=== Exercise brief ===
What follows is a set of records; repeat all of them exactly.

=== Items ===
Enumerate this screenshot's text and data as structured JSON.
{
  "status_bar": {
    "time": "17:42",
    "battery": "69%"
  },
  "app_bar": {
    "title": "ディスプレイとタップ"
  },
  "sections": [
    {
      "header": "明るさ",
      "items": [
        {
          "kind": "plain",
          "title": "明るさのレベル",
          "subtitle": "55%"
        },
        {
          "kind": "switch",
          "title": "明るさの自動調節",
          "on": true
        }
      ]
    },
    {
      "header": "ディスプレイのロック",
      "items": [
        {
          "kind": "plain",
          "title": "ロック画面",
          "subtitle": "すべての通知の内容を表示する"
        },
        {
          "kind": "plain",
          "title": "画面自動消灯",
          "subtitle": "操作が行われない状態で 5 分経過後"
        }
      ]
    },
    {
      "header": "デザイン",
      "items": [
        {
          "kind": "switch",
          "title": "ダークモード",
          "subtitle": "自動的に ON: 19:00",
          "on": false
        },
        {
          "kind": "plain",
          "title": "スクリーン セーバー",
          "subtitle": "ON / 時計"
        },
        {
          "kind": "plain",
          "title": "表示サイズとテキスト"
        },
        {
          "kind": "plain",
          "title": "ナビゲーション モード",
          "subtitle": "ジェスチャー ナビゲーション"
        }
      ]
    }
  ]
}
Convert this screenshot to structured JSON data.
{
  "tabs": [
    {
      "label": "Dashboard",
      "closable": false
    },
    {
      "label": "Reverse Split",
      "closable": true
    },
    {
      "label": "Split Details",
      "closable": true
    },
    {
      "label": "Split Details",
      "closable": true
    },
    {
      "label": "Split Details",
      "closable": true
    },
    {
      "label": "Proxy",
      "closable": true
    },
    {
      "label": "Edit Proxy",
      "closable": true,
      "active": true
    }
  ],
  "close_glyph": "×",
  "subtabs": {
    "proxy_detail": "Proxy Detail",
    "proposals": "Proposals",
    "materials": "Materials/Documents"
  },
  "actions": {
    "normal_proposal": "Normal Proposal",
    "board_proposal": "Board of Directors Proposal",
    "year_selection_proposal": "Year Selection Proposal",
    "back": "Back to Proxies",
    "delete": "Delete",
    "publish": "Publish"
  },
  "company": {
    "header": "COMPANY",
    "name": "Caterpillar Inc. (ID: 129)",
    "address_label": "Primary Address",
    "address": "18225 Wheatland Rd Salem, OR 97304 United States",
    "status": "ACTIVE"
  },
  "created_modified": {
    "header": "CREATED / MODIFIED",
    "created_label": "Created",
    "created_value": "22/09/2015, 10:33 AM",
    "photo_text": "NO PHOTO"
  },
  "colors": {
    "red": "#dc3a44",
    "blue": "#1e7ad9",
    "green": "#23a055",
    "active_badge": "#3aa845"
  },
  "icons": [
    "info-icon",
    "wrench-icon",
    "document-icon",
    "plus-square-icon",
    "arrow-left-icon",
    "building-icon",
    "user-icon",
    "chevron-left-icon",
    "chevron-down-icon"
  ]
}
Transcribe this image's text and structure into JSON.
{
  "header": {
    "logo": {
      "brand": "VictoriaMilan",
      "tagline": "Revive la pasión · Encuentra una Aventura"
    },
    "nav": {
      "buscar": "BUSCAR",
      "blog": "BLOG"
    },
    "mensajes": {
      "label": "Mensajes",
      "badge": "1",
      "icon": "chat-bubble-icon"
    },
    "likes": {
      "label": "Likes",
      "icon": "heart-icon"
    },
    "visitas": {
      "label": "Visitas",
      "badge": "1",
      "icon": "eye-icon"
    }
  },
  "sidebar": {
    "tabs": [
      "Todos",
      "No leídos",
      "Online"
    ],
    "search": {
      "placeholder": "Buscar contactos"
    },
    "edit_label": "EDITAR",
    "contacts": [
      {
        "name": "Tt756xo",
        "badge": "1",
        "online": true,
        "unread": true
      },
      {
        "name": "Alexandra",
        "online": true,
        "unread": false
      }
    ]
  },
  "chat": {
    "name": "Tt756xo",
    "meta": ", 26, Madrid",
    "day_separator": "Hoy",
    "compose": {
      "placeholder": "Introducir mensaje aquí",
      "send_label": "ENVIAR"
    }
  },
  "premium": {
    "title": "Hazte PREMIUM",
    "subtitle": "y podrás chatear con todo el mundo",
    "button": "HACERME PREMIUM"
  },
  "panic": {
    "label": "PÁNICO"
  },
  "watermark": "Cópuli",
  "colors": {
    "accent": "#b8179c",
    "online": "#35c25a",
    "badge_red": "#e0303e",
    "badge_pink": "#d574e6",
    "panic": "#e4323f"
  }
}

=== Output below ===
Enumerate this screenshot's text and data as structured JSON.
{
  "status_bar": {
    "time": "17:42",
    "battery": "69%"
  },
  "app_bar": {
    "title": "ディスプレイとタップ"
  },
  "sections": [
    {
      "header": "明るさ",
      "items": [
        {
          "kind": "plain",
          "title": "明るさのレベル",
          "subtitle": "55%"
        },
        {
          "kind": "switch",
          "title": "明るさの自動調節",
          "on": true
        }
      ]
    },
    {
      "header": "ディスプレイのロック",
      "items": [
        {
          "kind": "plain",
          "title": "ロック画面",
          "subtitle": "すべての通知の内容を表示する"
        },
        {
          "kind": "plain",
          "title": "画面自動消灯",
          "subtitle": "操作が行われない状態で 5 分経過後"
        }
      ]
    },
    {
      "header": "デザイン",
      "items": [
        {
          "kind": "switch",
          "title": "ダークモード",
          "subtitle": "自動的に ON: 19:00",
          "on": false
        },
        {
          "kind": "plain",
          "title": "スクリーン セーバー",
          "subtitle": "ON / 時計"
        },
        {
          "kind": "plain",
          "title": "表示サイズとテキスト"
        },
        {
          "kind": "plain",
          "title": "ナビゲーション モード",
          "subtitle": "ジェスチャー ナビゲーション"
        }
      ]
    }
  ]
}
Convert this screenshot to structured JSON data.
{
  "tabs": [
    {
      "label": "Dashboard",
      "closable": false
    },
    {
      "label": "Reverse Split",
      "closable": true
    },
    {
      "label": "Split Details",
      "closable": true
    },
    {
      "label": "Split Details",
      "closable": true
    },
    {
      "label": "Split Details",
      "closable": true
    },
    {
      "label": "Proxy",
      "closable": true
    },
    {
      "label": "Edit Proxy",
      "closable": true,
      "active": true
    }
  ],
  "close_glyph": "×",
  "subtabs": {
    "proxy_detail": "Proxy Detail",
    "proposals": "Proposals",
    "materials": "Materials/Documents"
  },
  "actions": {
    "normal_proposal": "Normal Proposal",
    "board_proposal": "Board of Directors Proposal",
    "year_selection_proposal": "Year Selection Proposal",
    "back": "Back to Proxies",
    "delete": "Delete",
    "publish": "Publish"
  },
  "company": {
    "header": "COMPANY",
    "name": "Caterpillar Inc. (ID: 129)",
    "address_label": "Primary Address",
    "address": "18225 Wheatland Rd Salem, OR 97304 United States",
    "status": "ACTIVE"
  },
  "created_modified": {
    "header": "CREATED / MODIFIED",
    "created_label": "Created",
    "created_value": "22/09/2015, 10:33 AM",
    "photo_text": "NO PHOTO"
  },
  "colors": {
    "red": "#dc3a44",
    "blue": "#1e7ad9",
    "green": "#23a055",
    "active_badge": "#3aa845"
  },
  "icons": [
    "info-icon",
    "wrench-icon",
    "document-icon",
    "plus-square-icon",
    "arrow-left-icon",
    "building-icon",
    "user-icon",
    "chevron-left-icon",
    "chevron-down-icon"
  ]
}
Transcribe this image's text and structure into JSON.
{
  "header": {
    "logo": {
      "brand": "VictoriaMilan",
      "tagline": "Revive la pasión · Encuentra una Aventura"
    },
    "nav": {
      "buscar": "BUSCAR",
      "blog": "BLOG"
    },
    "mensajes": {
      "label": "Mensajes",
      "badge": "1",
      "icon": "chat-bubble-icon"
    },
    "likes": {
      "label": "Likes",
      "icon": "heart-icon"
    },
    "visitas": {
      "label": "Visitas",
      "badge": "1",
      "icon": "eye-icon"
    }
  },
  "sidebar": {
    "tabs": [
      "Todos",
      "No leídos",
      "Online"
    ],
    "search": {
      "placeholder": "Buscar contactos"
    },
    "edit_label": "EDITAR",
    "contacts": [
      {
        "name": "Tt756xo",
        "badge": "1",
        "online": true,
        "unread": true
      },
      {
        "name": "Alexandra",
        "online": true,
        "unread": false
      }
    ]
  },
  "chat": {
    "name": "Tt756xo",
    "meta": ", 26, Madrid",
    "day_separator": "Hoy",
    "compose": {
      "placeholder": "Introducir mensaje aquí",
      "send_label": "ENVIAR"
    }
  },
  "premium": {
    "title": "Hazte PREMIUM",
    "subtitle": "y podrás chatear con todo el mundo",
    "button": "HACERME PREMIUM"
  },
  "panic": {
    "label": "PÁNICO"
  },
  "watermark": "Cópuli",
  "colors": {
    "accent": "#b8179c",
    "online": "#35c25a",
    "badge_red": "#e0303e",
    "badge_pink": "#d574e6",
    "panic": "#e4323f"
  }
}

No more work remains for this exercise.